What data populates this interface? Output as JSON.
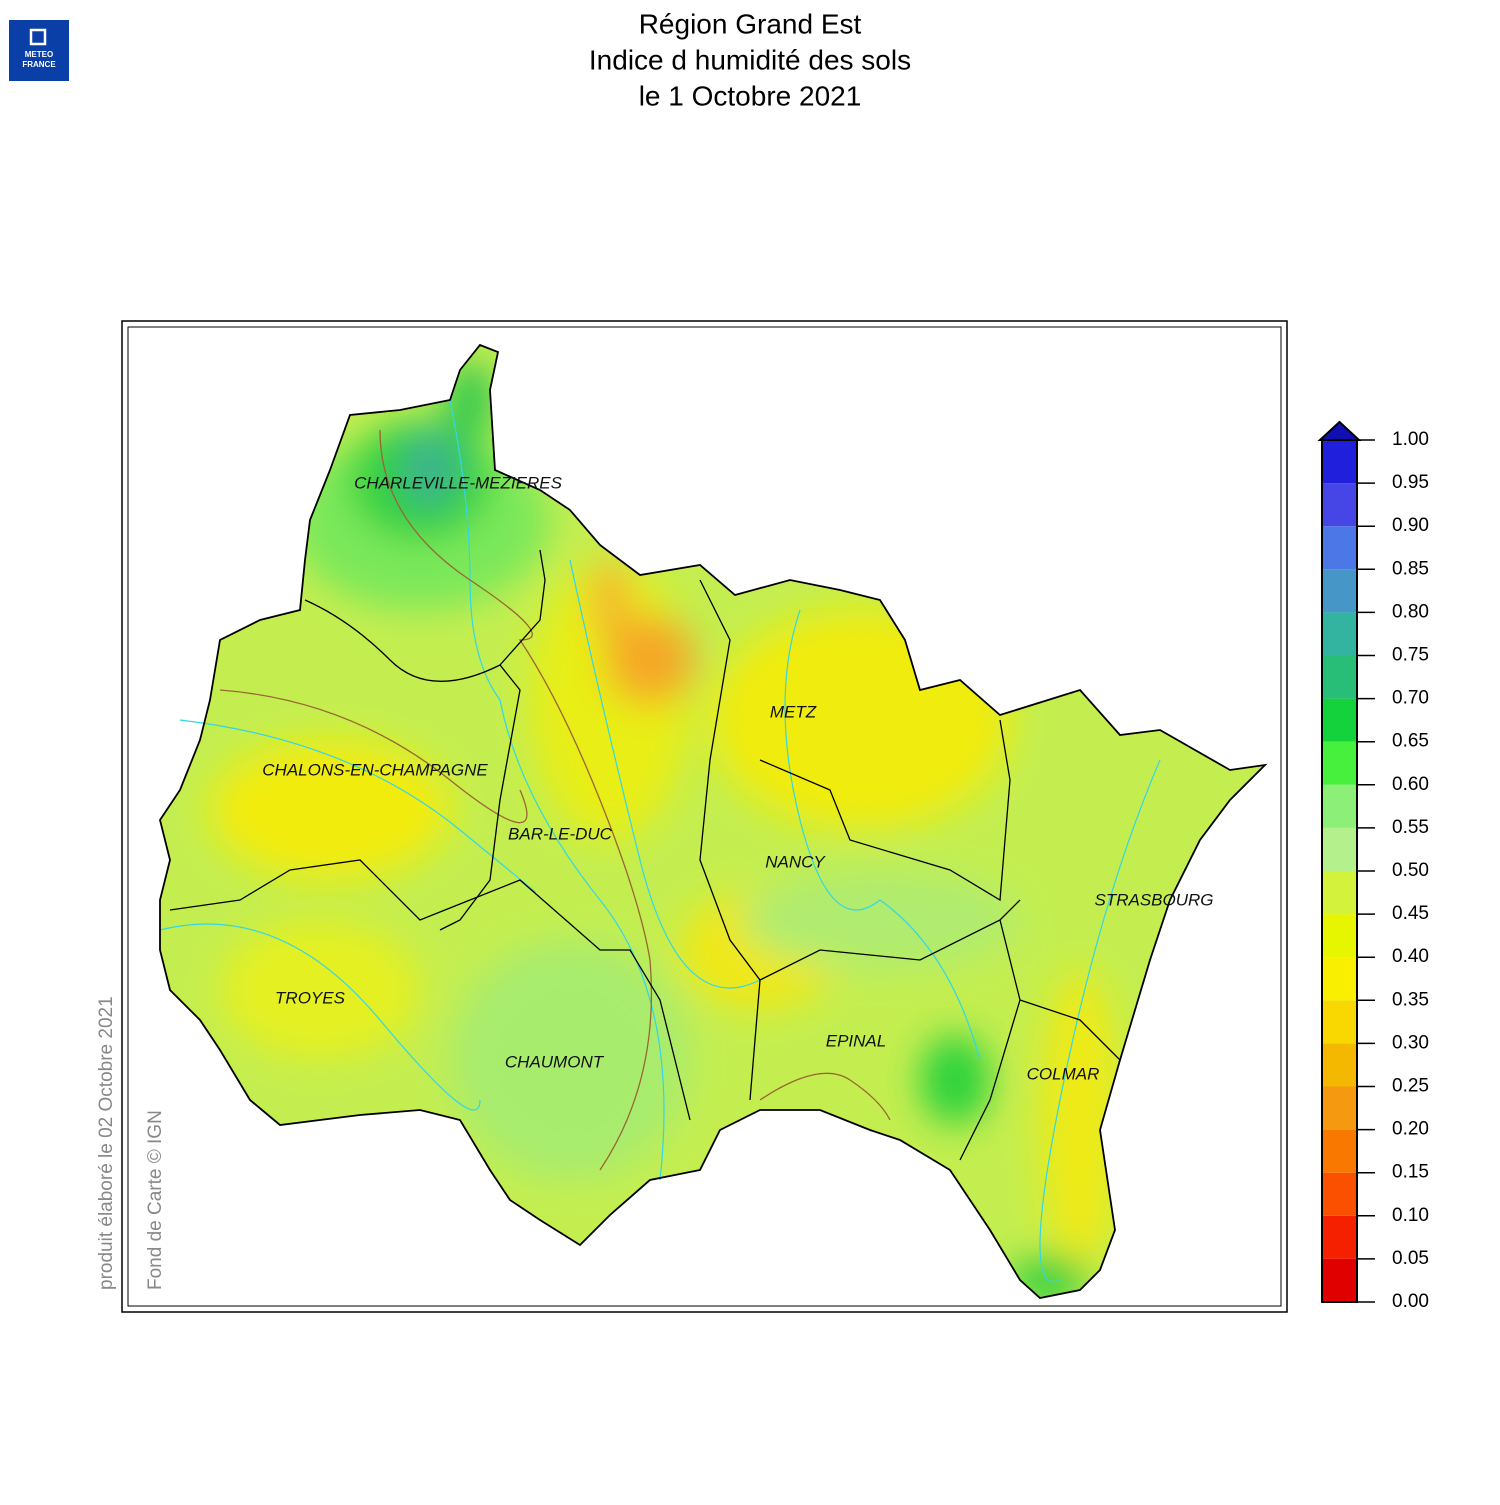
{
  "header": {
    "title": [
      "Région Grand Est",
      "Indice d humidité des sols",
      "le 1 Octobre 2021"
    ],
    "logo": [
      "METEO",
      "FRANCE"
    ]
  },
  "map": {
    "cities": [
      "CHARLEVILLE-MEZIERES",
      "METZ",
      "CHALONS-EN-CHAMPAGNE",
      "BAR-LE-DUC",
      "NANCY",
      "STRASBOURG",
      "TROYES",
      "CHAUMONT",
      "EPINAL",
      "COLMAR"
    ]
  },
  "legend": {
    "ticks": [
      {
        "value": 0,
        "label": "0.00"
      },
      {
        "value": 0.05,
        "label": "0.05"
      },
      {
        "value": 0.1,
        "label": "0.10"
      },
      {
        "value": 0.15,
        "label": "0.15"
      },
      {
        "value": 0.2,
        "label": "0.20"
      },
      {
        "value": 0.25,
        "label": "0.25"
      },
      {
        "value": 0.3,
        "label": "0.30"
      },
      {
        "value": 0.35,
        "label": "0.35"
      },
      {
        "value": 0.4,
        "label": "0.40"
      },
      {
        "value": 0.45,
        "label": "0.45"
      },
      {
        "value": 0.5,
        "label": "0.50"
      },
      {
        "value": 0.55,
        "label": "0.55"
      },
      {
        "value": 0.6,
        "label": "0.60"
      },
      {
        "value": 0.65,
        "label": "0.65"
      },
      {
        "value": 0.7,
        "label": "0.70"
      },
      {
        "value": 0.75,
        "label": "0.75"
      },
      {
        "value": 0.8,
        "label": "0.80"
      },
      {
        "value": 0.85,
        "label": "0.85"
      },
      {
        "value": 0.9,
        "label": "0.90"
      },
      {
        "value": 0.95,
        "label": "0.95"
      },
      {
        "value": 1,
        "label": "1.00"
      }
    ],
    "colors": [
      "#e00000",
      "#f52000",
      "#fa5000",
      "#f87800",
      "#f59a10",
      "#f5b800",
      "#f8d800",
      "#f8f000",
      "#e6f500",
      "#d2f23c",
      "#b4f08c",
      "#8cf078",
      "#46f03c",
      "#14d23c",
      "#28be78",
      "#32b4a0",
      "#4696c8",
      "#4b78e6",
      "#4646e6",
      "#2020dc"
    ]
  },
  "credits": {
    "produced": "produit élaboré le 02 Octobre 2021",
    "basemap": "Fond de Carte © IGN"
  }
}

To be done »
Gather each line from the entries above that includes the word "Octobre".

Response to the exercise »
      "le 1 Octobre 2021"
    "produced": "produit élaboré le 02 Octobre 2021",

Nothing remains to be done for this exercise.